* Aim
Reproduce every line of the records below with no changes.

Source data

_ _ _ _ _ _ _

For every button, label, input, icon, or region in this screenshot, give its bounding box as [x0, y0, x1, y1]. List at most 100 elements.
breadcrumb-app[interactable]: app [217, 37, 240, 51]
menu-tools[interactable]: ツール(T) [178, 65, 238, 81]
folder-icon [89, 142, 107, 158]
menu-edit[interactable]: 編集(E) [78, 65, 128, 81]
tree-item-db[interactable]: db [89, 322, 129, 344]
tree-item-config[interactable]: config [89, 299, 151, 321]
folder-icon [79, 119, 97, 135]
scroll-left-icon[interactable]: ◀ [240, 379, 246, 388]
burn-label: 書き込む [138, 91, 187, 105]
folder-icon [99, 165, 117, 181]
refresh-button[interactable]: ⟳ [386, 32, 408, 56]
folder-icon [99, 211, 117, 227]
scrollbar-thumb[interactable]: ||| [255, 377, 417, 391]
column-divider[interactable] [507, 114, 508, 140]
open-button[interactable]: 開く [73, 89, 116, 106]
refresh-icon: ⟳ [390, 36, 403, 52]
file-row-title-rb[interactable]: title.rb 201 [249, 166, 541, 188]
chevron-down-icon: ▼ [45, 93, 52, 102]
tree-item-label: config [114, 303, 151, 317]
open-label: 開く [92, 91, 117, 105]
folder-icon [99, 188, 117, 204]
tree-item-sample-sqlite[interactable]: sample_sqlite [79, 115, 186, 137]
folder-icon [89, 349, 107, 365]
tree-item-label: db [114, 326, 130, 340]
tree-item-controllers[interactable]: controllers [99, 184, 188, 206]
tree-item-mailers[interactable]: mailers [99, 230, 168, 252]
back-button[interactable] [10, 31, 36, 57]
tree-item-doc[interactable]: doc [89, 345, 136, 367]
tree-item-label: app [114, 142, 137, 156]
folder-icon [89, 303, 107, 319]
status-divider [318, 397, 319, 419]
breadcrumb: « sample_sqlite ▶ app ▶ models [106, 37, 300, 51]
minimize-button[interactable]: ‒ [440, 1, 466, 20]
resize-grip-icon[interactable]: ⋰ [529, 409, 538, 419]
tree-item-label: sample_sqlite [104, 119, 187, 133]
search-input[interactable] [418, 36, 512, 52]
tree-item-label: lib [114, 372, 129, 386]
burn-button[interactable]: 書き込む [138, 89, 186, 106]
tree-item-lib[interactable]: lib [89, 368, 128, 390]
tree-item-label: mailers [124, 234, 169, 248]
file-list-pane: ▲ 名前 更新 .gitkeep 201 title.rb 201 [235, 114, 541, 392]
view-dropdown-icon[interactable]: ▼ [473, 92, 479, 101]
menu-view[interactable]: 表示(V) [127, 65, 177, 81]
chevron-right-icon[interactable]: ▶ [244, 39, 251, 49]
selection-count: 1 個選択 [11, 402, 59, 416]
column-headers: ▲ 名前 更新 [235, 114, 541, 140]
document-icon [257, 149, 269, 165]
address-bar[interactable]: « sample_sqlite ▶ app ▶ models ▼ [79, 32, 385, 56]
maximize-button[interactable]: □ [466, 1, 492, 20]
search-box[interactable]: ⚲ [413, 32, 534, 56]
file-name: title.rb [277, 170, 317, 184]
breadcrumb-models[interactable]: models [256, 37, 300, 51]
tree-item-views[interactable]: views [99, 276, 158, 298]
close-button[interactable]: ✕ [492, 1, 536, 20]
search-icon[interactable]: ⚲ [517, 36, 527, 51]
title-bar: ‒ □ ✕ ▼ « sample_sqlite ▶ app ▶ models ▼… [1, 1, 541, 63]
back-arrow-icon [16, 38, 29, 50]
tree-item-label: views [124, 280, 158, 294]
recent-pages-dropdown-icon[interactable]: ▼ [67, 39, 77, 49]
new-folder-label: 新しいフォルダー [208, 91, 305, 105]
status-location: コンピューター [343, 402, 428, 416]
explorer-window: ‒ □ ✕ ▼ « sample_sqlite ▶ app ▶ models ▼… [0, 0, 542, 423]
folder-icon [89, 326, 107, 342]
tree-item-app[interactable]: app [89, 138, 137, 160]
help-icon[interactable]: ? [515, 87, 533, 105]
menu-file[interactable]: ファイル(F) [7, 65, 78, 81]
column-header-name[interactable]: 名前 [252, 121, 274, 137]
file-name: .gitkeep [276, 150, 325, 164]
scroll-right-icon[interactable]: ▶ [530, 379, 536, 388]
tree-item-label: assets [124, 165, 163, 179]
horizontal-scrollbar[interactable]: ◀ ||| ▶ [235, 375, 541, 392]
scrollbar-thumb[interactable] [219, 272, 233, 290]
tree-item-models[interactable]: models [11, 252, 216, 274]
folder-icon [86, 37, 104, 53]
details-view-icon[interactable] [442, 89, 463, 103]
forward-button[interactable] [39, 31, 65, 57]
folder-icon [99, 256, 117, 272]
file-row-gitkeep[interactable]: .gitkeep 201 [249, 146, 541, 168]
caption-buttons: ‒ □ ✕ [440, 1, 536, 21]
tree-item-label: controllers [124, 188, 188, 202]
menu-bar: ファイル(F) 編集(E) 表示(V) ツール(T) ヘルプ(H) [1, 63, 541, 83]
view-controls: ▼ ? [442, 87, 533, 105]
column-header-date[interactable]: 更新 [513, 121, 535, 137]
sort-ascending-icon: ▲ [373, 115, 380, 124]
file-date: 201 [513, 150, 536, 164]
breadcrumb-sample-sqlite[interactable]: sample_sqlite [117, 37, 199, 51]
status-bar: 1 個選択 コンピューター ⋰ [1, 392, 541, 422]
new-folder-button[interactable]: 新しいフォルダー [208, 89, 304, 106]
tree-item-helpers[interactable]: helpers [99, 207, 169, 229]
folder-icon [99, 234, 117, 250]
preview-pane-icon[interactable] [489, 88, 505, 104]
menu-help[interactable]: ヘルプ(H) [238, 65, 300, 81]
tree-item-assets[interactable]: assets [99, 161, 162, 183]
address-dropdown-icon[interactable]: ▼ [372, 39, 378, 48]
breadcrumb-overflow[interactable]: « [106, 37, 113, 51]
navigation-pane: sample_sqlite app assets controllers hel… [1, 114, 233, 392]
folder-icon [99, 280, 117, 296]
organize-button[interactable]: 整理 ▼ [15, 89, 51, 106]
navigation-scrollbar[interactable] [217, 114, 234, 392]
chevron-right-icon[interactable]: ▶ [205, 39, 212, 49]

_ _ _ _ _ _ _

* The completed task
For every button, label, input, icon, or region in this screenshot, give its bounding box as [x0, y0, x1, y1]. List at most 100 elements.
breadcrumb-app[interactable]: app [217, 37, 240, 51]
menu-tools[interactable]: ツール(T) [178, 65, 238, 81]
folder-icon [89, 142, 107, 158]
menu-edit[interactable]: 編集(E) [78, 65, 128, 81]
tree-item-db[interactable]: db [89, 322, 129, 344]
tree-item-config[interactable]: config [89, 299, 151, 321]
folder-icon [79, 119, 97, 135]
scroll-left-icon[interactable]: ◀ [240, 379, 246, 388]
burn-label: 書き込む [138, 91, 187, 105]
folder-icon [99, 165, 117, 181]
refresh-button[interactable]: ⟳ [386, 32, 408, 56]
folder-icon [99, 211, 117, 227]
scrollbar-thumb[interactable]: ||| [255, 377, 417, 391]
column-divider[interactable] [507, 114, 508, 140]
open-button[interactable]: 開く [73, 89, 116, 106]
refresh-icon: ⟳ [390, 36, 403, 52]
file-row-title-rb[interactable]: title.rb 201 [249, 166, 541, 188]
chevron-down-icon: ▼ [45, 93, 52, 102]
tree-item-label: config [114, 303, 151, 317]
open-label: 開く [92, 91, 117, 105]
folder-icon [99, 188, 117, 204]
tree-item-sample-sqlite[interactable]: sample_sqlite [79, 115, 186, 137]
folder-icon [89, 349, 107, 365]
tree-item-label: db [114, 326, 130, 340]
tree-item-controllers[interactable]: controllers [99, 184, 188, 206]
tree-item-mailers[interactable]: mailers [99, 230, 168, 252]
back-button[interactable] [10, 31, 36, 57]
tree-item-doc[interactable]: doc [89, 345, 136, 367]
tree-item-label: app [114, 142, 137, 156]
folder-icon [89, 303, 107, 319]
status-divider [318, 397, 319, 419]
breadcrumb: « sample_sqlite ▶ app ▶ models [106, 37, 300, 51]
minimize-button[interactable]: ‒ [440, 1, 466, 20]
resize-grip-icon[interactable]: ⋰ [529, 409, 538, 419]
tree-item-label: sample_sqlite [104, 119, 187, 133]
search-input[interactable] [418, 36, 512, 52]
tree-item-label: lib [114, 372, 129, 386]
burn-button[interactable]: 書き込む [138, 89, 186, 106]
tree-item-lib[interactable]: lib [89, 368, 128, 390]
tree-item-label: mailers [124, 234, 169, 248]
file-list-pane: ▲ 名前 更新 .gitkeep 201 title.rb 201 [235, 114, 541, 392]
view-dropdown-icon[interactable]: ▼ [473, 92, 479, 101]
menu-view[interactable]: 表示(V) [127, 65, 177, 81]
chevron-right-icon[interactable]: ▶ [244, 39, 251, 49]
selection-count: 1 個選択 [11, 402, 59, 416]
column-headers: ▲ 名前 更新 [235, 114, 541, 140]
document-icon [257, 149, 269, 165]
address-bar[interactable]: « sample_sqlite ▶ app ▶ models ▼ [79, 32, 385, 56]
maximize-button[interactable]: □ [466, 1, 492, 20]
search-box[interactable]: ⚲ [413, 32, 534, 56]
file-name: title.rb [277, 170, 317, 184]
breadcrumb-models[interactable]: models [256, 37, 300, 51]
tree-item-views[interactable]: views [99, 276, 158, 298]
close-button[interactable]: ✕ [492, 1, 536, 20]
search-icon[interactable]: ⚲ [517, 36, 527, 51]
title-bar: ‒ □ ✕ ▼ « sample_sqlite ▶ app ▶ models ▼… [1, 1, 541, 63]
back-arrow-icon [16, 38, 29, 50]
tree-item-label: views [124, 280, 158, 294]
recent-pages-dropdown-icon[interactable]: ▼ [67, 39, 77, 49]
new-folder-label: 新しいフォルダー [208, 91, 305, 105]
status-location: コンピューター [343, 402, 428, 416]
explorer-window: ‒ □ ✕ ▼ « sample_sqlite ▶ app ▶ models ▼… [0, 0, 542, 423]
folder-icon [89, 326, 107, 342]
tree-item-app[interactable]: app [89, 138, 137, 160]
help-icon[interactable]: ? [515, 87, 533, 105]
menu-file[interactable]: ファイル(F) [7, 65, 78, 81]
column-header-name[interactable]: 名前 [252, 121, 274, 137]
file-name: .gitkeep [276, 150, 325, 164]
scroll-right-icon[interactable]: ▶ [530, 379, 536, 388]
tree-item-label: assets [124, 165, 163, 179]
horizontal-scrollbar[interactable]: ◀ ||| ▶ [235, 375, 541, 392]
scrollbar-thumb[interactable] [219, 272, 233, 290]
tree-item-models[interactable]: models [11, 252, 216, 274]
folder-icon [86, 37, 104, 53]
details-view-icon[interactable] [442, 89, 463, 103]
forward-button[interactable] [39, 31, 65, 57]
folder-icon [99, 256, 117, 272]
file-row-gitkeep[interactable]: .gitkeep 201 [249, 146, 541, 168]
caption-buttons: ‒ □ ✕ [440, 1, 536, 21]
tree-item-label: controllers [124, 188, 188, 202]
menu-bar: ファイル(F) 編集(E) 表示(V) ツール(T) ヘルプ(H) [1, 63, 541, 83]
view-controls: ▼ ? [442, 87, 533, 105]
column-header-date[interactable]: 更新 [513, 121, 535, 137]
sort-ascending-icon: ▲ [373, 115, 380, 124]
file-date: 201 [513, 150, 536, 164]
breadcrumb-sample-sqlite[interactable]: sample_sqlite [117, 37, 199, 51]
status-bar: 1 個選択 コンピューター ⋰ [1, 392, 541, 422]
new-folder-button[interactable]: 新しいフォルダー [208, 89, 304, 106]
tree-item-helpers[interactable]: helpers [99, 207, 169, 229]
folder-icon [99, 234, 117, 250]
preview-pane-icon[interactable] [489, 88, 505, 104]
menu-help[interactable]: ヘルプ(H) [238, 65, 300, 81]
tree-item-assets[interactable]: assets [99, 161, 162, 183]
address-dropdown-icon[interactable]: ▼ [372, 39, 378, 48]
breadcrumb-overflow[interactable]: « [106, 37, 113, 51]
navigation-pane: sample_sqlite app assets controllers hel… [1, 114, 233, 392]
folder-icon [99, 280, 117, 296]
organize-button[interactable]: 整理 ▼ [15, 89, 51, 106]
navigation-scrollbar[interactable] [217, 114, 234, 392]
chevron-right-icon[interactable]: ▶ [205, 39, 212, 49]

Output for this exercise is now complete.